• _Requirements_: Render the data from its first line through the line containing "legend-item-3-label-part: C <box>457" as a JSON list of strings, with one string per line and blank lines omitted.

(Stored items)

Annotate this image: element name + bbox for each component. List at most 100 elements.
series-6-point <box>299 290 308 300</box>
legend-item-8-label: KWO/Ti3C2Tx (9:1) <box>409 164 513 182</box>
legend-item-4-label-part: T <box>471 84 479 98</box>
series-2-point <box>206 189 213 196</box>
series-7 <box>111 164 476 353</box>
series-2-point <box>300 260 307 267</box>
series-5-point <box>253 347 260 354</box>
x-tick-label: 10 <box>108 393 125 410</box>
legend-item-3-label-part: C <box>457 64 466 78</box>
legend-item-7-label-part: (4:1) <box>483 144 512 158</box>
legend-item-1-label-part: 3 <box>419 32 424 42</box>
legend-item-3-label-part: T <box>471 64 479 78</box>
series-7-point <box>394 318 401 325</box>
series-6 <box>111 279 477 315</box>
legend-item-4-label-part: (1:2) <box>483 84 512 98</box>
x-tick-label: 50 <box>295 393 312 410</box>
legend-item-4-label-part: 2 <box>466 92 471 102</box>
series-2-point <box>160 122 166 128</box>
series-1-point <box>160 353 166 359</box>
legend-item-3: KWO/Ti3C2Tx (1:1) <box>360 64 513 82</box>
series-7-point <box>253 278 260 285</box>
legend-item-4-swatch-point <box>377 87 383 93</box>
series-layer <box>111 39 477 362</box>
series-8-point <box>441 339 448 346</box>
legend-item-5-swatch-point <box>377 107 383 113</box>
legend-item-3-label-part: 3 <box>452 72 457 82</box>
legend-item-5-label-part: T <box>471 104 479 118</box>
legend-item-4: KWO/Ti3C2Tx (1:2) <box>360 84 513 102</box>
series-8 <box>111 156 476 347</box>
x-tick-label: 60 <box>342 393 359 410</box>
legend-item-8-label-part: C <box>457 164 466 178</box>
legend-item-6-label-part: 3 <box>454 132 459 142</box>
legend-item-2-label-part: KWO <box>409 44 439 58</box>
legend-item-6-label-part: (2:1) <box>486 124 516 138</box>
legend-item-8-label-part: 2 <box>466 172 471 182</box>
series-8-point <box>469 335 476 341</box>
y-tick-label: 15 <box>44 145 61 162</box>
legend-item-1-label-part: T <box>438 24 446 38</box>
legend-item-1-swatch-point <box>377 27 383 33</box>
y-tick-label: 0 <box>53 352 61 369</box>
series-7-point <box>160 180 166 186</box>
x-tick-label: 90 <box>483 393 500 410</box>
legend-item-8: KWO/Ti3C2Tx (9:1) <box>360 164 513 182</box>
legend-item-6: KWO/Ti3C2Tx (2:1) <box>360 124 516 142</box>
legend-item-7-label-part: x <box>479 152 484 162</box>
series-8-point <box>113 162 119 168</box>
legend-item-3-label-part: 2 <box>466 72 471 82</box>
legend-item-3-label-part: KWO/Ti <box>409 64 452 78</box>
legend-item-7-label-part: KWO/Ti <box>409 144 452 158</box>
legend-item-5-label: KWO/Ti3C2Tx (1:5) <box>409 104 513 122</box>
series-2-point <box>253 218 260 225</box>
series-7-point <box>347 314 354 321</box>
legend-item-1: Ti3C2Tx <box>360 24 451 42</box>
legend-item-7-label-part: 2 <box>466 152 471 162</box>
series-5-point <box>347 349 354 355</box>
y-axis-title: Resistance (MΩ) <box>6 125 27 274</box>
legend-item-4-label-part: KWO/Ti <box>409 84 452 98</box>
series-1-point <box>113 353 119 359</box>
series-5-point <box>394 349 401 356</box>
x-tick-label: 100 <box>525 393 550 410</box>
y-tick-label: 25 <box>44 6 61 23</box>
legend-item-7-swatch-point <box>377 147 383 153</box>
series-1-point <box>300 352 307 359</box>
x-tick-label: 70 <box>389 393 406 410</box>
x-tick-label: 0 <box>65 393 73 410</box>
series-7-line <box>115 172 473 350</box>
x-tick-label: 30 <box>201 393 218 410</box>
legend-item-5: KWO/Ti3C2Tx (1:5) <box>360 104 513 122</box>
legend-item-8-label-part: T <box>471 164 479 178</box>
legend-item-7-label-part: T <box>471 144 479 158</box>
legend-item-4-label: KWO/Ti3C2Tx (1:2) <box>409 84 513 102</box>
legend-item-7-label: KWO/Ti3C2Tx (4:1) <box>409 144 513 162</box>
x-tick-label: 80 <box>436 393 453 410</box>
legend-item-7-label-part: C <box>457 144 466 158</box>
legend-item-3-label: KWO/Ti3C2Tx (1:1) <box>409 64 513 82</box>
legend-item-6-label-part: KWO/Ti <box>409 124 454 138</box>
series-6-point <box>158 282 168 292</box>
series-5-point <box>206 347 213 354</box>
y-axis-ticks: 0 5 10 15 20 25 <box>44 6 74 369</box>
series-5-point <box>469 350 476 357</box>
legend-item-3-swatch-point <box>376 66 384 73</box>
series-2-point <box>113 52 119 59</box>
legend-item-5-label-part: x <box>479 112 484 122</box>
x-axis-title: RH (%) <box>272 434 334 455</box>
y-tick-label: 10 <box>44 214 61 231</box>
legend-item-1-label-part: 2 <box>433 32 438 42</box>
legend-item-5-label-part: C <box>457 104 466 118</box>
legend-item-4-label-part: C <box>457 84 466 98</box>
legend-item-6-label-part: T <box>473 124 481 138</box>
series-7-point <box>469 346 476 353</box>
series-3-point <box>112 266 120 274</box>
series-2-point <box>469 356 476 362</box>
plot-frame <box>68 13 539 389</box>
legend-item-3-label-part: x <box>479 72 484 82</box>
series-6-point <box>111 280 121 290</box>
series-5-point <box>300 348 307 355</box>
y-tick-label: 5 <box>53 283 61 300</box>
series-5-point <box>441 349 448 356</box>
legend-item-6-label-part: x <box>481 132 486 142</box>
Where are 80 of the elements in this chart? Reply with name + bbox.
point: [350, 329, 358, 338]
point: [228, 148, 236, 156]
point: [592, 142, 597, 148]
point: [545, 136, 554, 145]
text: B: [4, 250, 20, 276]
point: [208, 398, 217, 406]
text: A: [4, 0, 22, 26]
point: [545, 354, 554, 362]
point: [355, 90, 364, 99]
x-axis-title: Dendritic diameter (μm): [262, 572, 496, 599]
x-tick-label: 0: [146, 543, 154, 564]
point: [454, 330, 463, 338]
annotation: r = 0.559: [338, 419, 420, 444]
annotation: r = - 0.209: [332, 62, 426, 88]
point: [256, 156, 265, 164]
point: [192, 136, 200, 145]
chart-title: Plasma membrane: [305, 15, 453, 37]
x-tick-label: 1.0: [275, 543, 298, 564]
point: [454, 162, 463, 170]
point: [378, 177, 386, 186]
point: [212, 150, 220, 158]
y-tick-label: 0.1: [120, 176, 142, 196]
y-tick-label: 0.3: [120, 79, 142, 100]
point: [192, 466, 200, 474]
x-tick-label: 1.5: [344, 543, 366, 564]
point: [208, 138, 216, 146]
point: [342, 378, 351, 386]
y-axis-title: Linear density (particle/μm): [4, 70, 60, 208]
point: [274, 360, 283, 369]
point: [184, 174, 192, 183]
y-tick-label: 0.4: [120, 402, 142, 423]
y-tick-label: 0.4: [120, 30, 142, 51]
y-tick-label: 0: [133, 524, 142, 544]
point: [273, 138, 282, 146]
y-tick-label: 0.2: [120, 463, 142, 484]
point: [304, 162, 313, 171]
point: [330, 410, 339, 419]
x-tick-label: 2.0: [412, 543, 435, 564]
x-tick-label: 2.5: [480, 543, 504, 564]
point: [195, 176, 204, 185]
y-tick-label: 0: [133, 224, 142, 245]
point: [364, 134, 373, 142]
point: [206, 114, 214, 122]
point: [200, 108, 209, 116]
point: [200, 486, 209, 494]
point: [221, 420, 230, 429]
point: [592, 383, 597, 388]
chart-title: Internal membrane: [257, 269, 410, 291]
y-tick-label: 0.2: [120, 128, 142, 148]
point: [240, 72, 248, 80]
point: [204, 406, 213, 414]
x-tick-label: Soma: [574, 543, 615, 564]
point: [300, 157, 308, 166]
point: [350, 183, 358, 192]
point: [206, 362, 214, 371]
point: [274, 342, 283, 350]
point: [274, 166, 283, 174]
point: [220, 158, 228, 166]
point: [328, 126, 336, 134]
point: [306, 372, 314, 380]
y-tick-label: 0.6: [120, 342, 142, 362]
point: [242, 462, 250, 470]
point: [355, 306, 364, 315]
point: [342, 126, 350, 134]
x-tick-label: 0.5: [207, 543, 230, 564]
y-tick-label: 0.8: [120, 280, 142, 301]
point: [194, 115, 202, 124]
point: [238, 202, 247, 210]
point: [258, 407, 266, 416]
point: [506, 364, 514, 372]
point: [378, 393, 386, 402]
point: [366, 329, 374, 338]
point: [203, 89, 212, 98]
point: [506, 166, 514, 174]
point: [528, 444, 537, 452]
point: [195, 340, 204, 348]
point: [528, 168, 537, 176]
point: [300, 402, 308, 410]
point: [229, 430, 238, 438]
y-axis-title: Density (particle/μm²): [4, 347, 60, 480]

• _Result below_:
[
  "Annotate this image: element name + bbox for each component. List at most 100 elements.",
  "series-6-point <box>299 290 308 300</box>",
  "legend-item-8-label: KWO/Ti3C2Tx (9:1) <box>409 164 513 182</box>",
  "legend-item-4-label-part: T <box>471 84 479 98</box>",
  "series-2-point <box>206 189 213 196</box>",
  "series-7 <box>111 164 476 353</box>",
  "series-2-point <box>300 260 307 267</box>",
  "series-5-point <box>253 347 260 354</box>",
  "x-tick-label: 10 <box>108 393 125 410</box>",
  "legend-item-3-label-part: C <box>457 64 466 78</box>"
]